(Extracted records)
_____

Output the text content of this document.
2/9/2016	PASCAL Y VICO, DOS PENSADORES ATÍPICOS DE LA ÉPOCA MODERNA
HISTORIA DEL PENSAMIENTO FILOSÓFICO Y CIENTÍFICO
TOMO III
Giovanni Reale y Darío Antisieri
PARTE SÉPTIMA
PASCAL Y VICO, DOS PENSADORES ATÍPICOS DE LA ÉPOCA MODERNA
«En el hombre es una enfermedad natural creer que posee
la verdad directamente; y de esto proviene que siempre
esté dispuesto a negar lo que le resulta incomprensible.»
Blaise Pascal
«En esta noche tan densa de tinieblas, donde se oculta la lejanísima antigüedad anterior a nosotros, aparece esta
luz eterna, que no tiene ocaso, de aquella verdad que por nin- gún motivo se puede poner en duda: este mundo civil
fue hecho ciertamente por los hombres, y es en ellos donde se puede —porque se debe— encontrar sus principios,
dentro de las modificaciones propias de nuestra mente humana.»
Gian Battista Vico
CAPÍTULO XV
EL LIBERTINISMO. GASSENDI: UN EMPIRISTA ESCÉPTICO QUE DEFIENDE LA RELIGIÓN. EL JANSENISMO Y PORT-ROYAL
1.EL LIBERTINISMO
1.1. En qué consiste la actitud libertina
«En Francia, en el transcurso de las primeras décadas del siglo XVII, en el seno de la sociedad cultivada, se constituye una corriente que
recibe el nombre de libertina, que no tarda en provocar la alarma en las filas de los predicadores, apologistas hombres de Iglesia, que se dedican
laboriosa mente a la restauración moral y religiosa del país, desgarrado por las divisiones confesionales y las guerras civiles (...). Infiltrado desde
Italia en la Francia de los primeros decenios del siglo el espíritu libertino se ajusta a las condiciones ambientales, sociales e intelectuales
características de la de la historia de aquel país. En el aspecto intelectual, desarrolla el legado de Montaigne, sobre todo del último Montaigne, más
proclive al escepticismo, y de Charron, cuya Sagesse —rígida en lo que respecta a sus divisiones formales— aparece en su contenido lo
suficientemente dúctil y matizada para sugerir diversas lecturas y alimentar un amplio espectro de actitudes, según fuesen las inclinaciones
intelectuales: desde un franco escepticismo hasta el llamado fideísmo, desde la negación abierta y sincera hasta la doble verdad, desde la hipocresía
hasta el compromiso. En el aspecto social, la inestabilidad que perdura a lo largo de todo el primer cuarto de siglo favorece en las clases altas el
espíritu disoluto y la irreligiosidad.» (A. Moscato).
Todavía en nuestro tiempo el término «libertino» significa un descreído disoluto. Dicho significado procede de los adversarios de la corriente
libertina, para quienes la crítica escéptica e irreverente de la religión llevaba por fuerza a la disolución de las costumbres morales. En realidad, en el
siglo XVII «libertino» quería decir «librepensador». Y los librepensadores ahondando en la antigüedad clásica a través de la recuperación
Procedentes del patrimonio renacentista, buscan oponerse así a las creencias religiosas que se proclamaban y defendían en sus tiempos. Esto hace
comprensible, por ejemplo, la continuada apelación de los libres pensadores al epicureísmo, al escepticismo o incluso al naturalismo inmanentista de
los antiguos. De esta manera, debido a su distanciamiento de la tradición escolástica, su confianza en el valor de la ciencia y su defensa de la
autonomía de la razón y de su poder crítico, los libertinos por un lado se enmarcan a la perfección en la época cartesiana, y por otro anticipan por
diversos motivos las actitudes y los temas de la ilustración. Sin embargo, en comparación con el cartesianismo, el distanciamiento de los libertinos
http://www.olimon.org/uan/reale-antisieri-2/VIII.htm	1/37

_____

▶ **Given exercise**
Pull out each line of the entries that contains "LIBERTINISMO".

▶ **The completed task**
EL LIBERTINISMO. GASSENDI: UN EMPIRISTA ESCÉPTICO QUE DEFIENDE LA RELIGIÓN. EL JANSENISMO Y PORT-ROYAL
1.EL LIBERTINISMO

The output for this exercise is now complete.